GIVEN DATA
● ● ● ● ● ● ●
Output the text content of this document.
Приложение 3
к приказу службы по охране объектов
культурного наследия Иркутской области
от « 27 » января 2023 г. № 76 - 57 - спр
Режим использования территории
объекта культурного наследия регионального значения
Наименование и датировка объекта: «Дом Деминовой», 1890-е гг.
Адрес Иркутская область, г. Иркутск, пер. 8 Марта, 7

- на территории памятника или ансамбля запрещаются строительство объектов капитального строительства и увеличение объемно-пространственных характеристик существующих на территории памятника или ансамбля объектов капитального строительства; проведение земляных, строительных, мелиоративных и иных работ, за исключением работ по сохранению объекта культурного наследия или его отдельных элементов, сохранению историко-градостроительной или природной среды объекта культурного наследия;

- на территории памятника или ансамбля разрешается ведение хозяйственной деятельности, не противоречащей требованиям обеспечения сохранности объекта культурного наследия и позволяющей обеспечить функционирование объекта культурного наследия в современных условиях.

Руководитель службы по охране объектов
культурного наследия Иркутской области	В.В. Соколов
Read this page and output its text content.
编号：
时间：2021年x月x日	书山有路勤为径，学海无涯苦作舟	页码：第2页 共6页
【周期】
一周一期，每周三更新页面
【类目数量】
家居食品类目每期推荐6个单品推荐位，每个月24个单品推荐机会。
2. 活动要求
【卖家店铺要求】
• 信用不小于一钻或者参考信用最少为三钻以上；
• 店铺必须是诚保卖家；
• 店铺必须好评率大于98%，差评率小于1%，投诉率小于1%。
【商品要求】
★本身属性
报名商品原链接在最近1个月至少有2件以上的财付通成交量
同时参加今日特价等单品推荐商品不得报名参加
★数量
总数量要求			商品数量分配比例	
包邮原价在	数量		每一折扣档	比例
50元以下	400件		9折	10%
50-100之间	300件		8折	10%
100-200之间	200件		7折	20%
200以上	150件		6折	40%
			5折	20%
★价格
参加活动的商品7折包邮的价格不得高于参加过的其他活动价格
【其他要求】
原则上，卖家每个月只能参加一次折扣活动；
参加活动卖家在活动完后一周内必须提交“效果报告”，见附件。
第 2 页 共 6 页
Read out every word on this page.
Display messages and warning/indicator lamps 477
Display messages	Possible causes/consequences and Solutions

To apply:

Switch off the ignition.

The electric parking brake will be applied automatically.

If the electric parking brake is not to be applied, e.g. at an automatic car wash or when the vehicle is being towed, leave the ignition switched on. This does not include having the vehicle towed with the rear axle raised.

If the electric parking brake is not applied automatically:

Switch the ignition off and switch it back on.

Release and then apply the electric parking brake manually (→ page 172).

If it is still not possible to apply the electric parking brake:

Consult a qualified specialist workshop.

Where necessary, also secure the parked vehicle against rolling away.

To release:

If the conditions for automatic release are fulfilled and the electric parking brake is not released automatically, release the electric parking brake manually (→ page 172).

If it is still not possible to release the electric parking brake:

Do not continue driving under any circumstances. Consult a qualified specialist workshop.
● ● ● ● ● ● ●
WRITTEN INSTRUCTION
Type out the full listing again, exactly as given.

REPLY TO THE EXERCISE
Output the text content of this document.
Приложение 3
к приказу службы по охране объектов
культурного наследия Иркутской области
от « 27 » января 2023 г. № 76 - 57 - спр
Режим использования территории
объекта культурного наследия регионального значения
Наименование и датировка объекта: «Дом Деминовой», 1890-е гг.
Адрес Иркутская область, г. Иркутск, пер. 8 Марта, 7

- на территории памятника или ансамбля запрещаются строительство объектов капитального строительства и увеличение объемно-пространственных характеристик существующих на территории памятника или ансамбля объектов капитального строительства; проведение земляных, строительных, мелиоративных и иных работ, за исключением работ по сохранению объекта культурного наследия или его отдельных элементов, сохранению историко-градостроительной или природной среды объекта культурного наследия;

- на территории памятника или ансамбля разрешается ведение хозяйственной деятельности, не противоречащей требованиям обеспечения сохранности объекта культурного наследия и позволяющей обеспечить функционирование объекта культурного наследия в современных условиях.

Руководитель службы по охране объектов
культурного наследия Иркутской области	В.В. Соколов
Read this page and output its text content.
编号：
时间：2021年x月x日	书山有路勤为径，学海无涯苦作舟	页码：第2页 共6页
【周期】
一周一期，每周三更新页面
【类目数量】
家居食品类目每期推荐6个单品推荐位，每个月24个单品推荐机会。
2. 活动要求
【卖家店铺要求】
• 信用不小于一钻或者参考信用最少为三钻以上；
• 店铺必须是诚保卖家；
• 店铺必须好评率大于98%，差评率小于1%，投诉率小于1%。
【商品要求】
★本身属性
报名商品原链接在最近1个月至少有2件以上的财付通成交量
同时参加今日特价等单品推荐商品不得报名参加
★数量
总数量要求			商品数量分配比例	
包邮原价在	数量		每一折扣档	比例
50元以下	400件		9折	10%
50-100之间	300件		8折	10%
100-200之间	200件		7折	20%
200以上	150件		6折	40%
			5折	20%
★价格
参加活动的商品7折包邮的价格不得高于参加过的其他活动价格
【其他要求】
原则上，卖家每个月只能参加一次折扣活动；
参加活动卖家在活动完后一周内必须提交“效果报告”，见附件。
第 2 页 共 6 页
Read out every word on this page.
Display messages and warning/indicator lamps 477
Display messages	Possible causes/consequences and Solutions

To apply:

Switch off the ignition.

The electric parking brake will be applied automatically.

If the electric parking brake is not to be applied, e.g. at an automatic car wash or when the vehicle is being towed, leave the ignition switched on. This does not include having the vehicle towed with the rear axle raised.

If the electric parking brake is not applied automatically:

Switch the ignition off and switch it back on.

Release and then apply the electric parking brake manually (→ page 172).

If it is still not possible to apply the electric parking brake:

Consult a qualified specialist workshop.

Where necessary, also secure the parked vehicle against rolling away.

To release:

If the conditions for automatic release are fulfilled and the electric parking brake is not released automatically, release the electric parking brake manually (→ page 172).

If it is still not possible to release the electric parking brake:

Do not continue driving under any circumstances. Consult a qualified specialist workshop.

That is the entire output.